-- Begin DOCUMENT --

Innovation Skills, My Daughter's Future, and Your Job
I just mailed off an eight page letter to my daughter on the subject of life after college. A junior at the University of Oregon, Cara is a journalism major, and thus will face a hyper-competitive job market in a disrupted industry.
Busy with her studies, my daughter, like her peers, needs to make the effort to gain a big picture perspective about the way the world has changed as a result of the Global Downturn. She needs to locate that little dot on the map that says “you are here.”
My hope is she will reject the cynicism of her elders who might question her major, or who would dampen her drive to make her way in the world.
The truth is that, regardless of major, all college graduates these days face a daunting job market.
A torrent of articles in The Economist, The New York Times and other journalistically-outstanding publications describe the imminent fork in the road that many young people don’t even realize they are taking before it’s too late.
Recent studies show that one route leads to low wage, dead end service jobs “just to get by till something better comes along.” The other path leads to a career-track entry position that provides valuable experience and builds a solid track record for more lucrative jobs later.
But the Global Recession has changed things for everybody, living and working anywhere, not just recent graduates. Even if you’re well along in your career, if your job can be reduced to a set of routine instructions, you are expendable. Such work can and likely will be outsourced or taken over by software.

-- End DOCUMENT --

— PROMPT —
Copy out the full essay on innovation skills and jobs word for word. Rely only on the essay above.

-- Begin ITEMS --

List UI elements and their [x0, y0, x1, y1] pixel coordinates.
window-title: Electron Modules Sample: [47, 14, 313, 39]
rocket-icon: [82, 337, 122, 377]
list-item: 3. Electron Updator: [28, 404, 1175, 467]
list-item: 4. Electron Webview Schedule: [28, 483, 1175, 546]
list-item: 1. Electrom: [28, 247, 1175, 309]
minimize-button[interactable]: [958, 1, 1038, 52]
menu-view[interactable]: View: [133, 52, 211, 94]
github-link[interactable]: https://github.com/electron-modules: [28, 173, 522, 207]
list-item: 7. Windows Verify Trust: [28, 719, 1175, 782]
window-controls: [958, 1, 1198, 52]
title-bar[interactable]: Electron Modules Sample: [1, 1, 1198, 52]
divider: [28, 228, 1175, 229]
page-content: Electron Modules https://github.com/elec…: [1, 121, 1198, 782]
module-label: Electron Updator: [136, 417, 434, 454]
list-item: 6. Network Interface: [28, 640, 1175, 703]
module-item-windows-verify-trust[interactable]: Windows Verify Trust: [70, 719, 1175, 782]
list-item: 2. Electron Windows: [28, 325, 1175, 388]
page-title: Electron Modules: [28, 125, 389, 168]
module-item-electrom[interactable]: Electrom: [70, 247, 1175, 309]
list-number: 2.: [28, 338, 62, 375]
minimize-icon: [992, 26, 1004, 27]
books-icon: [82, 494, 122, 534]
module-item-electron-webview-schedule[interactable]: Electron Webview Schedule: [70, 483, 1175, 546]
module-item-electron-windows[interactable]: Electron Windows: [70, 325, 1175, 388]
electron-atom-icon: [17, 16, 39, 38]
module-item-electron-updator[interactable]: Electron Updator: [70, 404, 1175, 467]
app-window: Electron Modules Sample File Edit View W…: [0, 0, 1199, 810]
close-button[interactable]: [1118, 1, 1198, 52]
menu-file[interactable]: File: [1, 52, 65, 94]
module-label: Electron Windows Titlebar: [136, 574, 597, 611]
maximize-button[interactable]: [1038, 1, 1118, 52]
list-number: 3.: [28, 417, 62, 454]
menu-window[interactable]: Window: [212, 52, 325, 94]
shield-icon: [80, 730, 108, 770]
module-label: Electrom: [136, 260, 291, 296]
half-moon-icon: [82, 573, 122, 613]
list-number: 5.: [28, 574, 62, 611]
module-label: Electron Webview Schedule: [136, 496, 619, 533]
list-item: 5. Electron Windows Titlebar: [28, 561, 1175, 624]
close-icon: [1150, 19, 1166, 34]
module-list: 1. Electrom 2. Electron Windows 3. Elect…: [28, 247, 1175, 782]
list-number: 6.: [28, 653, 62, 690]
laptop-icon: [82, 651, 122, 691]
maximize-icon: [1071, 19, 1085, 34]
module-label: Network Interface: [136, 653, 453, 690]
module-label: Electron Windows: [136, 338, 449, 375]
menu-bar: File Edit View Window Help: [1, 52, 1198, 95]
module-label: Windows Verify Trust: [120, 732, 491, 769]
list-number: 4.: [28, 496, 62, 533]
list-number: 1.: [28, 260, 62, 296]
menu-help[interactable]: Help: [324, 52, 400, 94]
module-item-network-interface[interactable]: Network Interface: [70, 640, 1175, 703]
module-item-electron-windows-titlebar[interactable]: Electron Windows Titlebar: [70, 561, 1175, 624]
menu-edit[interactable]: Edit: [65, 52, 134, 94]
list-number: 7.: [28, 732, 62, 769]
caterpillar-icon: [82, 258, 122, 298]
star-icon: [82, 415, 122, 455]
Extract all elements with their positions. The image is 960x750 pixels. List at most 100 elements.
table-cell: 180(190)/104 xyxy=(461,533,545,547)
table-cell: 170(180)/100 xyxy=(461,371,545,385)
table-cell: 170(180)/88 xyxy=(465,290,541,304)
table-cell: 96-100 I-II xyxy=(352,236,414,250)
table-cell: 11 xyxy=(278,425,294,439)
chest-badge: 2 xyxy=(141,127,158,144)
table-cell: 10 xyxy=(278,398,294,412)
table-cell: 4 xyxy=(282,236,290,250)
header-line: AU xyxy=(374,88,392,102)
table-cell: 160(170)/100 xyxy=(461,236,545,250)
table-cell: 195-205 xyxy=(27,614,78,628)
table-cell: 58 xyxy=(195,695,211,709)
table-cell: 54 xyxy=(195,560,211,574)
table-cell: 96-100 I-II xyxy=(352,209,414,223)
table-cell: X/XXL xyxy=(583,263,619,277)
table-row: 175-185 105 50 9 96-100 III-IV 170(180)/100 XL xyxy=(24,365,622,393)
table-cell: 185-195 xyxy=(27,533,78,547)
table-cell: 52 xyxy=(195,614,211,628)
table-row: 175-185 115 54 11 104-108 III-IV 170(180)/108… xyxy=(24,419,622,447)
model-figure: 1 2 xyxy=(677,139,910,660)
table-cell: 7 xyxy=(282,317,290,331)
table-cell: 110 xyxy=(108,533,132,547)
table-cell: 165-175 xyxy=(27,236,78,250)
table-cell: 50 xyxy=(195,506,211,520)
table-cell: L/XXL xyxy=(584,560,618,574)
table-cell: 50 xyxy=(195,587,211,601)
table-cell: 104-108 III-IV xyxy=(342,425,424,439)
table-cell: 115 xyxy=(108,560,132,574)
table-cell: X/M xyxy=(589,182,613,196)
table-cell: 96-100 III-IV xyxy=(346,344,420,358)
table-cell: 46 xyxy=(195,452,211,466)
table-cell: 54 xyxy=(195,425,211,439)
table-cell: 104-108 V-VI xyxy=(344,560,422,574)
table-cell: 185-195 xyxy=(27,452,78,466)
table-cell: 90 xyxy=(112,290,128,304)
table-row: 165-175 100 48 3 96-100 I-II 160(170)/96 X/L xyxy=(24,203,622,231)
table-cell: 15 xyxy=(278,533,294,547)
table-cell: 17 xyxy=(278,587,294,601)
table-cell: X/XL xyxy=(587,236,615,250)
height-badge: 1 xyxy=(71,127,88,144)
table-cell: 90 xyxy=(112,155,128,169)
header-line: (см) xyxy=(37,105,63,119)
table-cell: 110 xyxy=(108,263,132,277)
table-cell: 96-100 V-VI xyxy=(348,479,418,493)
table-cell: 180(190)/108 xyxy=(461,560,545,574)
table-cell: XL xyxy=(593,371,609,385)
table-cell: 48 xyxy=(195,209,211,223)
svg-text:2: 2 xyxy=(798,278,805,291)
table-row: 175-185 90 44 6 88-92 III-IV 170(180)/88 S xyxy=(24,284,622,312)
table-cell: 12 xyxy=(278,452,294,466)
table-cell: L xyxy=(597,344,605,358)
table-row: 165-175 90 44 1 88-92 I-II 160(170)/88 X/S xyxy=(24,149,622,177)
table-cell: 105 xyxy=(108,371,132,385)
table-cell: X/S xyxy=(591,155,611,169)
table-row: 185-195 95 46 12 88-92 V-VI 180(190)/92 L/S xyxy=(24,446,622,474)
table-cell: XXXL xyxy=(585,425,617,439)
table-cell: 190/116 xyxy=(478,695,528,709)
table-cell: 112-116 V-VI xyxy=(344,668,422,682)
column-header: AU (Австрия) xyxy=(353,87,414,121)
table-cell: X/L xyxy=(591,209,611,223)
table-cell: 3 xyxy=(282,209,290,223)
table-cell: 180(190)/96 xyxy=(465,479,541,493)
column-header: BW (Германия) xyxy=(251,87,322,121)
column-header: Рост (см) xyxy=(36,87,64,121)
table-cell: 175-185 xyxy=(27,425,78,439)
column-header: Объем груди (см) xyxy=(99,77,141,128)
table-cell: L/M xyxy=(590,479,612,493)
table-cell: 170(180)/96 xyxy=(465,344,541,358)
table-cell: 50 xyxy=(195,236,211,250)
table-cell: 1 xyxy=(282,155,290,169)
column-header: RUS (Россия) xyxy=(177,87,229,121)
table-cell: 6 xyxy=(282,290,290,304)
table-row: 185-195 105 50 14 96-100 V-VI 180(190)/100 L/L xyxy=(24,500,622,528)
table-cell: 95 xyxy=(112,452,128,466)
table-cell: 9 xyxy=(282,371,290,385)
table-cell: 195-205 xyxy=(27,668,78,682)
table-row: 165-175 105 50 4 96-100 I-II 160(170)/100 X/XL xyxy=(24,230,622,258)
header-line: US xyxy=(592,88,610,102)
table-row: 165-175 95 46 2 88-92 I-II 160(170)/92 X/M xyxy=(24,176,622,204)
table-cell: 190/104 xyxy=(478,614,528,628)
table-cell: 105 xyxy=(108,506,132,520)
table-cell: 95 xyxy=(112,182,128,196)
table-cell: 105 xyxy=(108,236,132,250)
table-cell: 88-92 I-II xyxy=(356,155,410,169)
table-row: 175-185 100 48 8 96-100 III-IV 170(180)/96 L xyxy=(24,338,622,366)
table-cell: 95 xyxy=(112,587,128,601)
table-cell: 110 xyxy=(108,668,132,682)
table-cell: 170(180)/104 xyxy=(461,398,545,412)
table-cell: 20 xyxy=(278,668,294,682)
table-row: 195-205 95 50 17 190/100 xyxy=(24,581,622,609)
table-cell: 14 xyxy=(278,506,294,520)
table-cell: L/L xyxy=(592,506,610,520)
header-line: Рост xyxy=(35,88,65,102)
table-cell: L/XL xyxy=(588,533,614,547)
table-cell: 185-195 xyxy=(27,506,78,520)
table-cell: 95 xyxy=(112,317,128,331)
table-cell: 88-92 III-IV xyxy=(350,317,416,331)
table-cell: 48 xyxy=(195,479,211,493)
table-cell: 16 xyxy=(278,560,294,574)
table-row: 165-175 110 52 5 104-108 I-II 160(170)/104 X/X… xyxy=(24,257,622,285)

-- End ITEMS --

— FINAL ANSWER —
Innovation Skills, My Daughter's Future, and Your Job
I just mailed off an eight page letter to my daughter on the subject of life after college. A junior at the University of Oregon, Cara is a journalism major, and thus will face a hyper-competitive job market in a disrupted industry.
Busy with her studies, my daughter, like her peers, needs to make the effort to gain a big picture perspective about the way the world has changed as a result of the Global Downturn. She needs to locate that little dot on the map that says “you are here.”
My hope is she will reject the cynicism of her elders who might question her major, or who would dampen her drive to make her way in the world.
The truth is that, regardless of major, all college graduates these days face a daunting job market.
A torrent of articles in The Economist, The New York Times and other journalistically-outstanding publications describe the imminent fork in the road that many young people don’t even realize they are taking before it’s too late.
Recent studies show that one route leads to low wage, dead end service jobs “just to get by till something better comes along.” The other path leads to a career-track entry position that provides valuable experience and builds a solid track record for more lucrative jobs later.
But the Global Recession has changed things for everybody, living and working anywhere, not just recent graduates. Even if you’re well along in your career, if your job can be reduced to a set of routine instructions, you are expendable. Such work can and likely will be outsourced or taken over by software.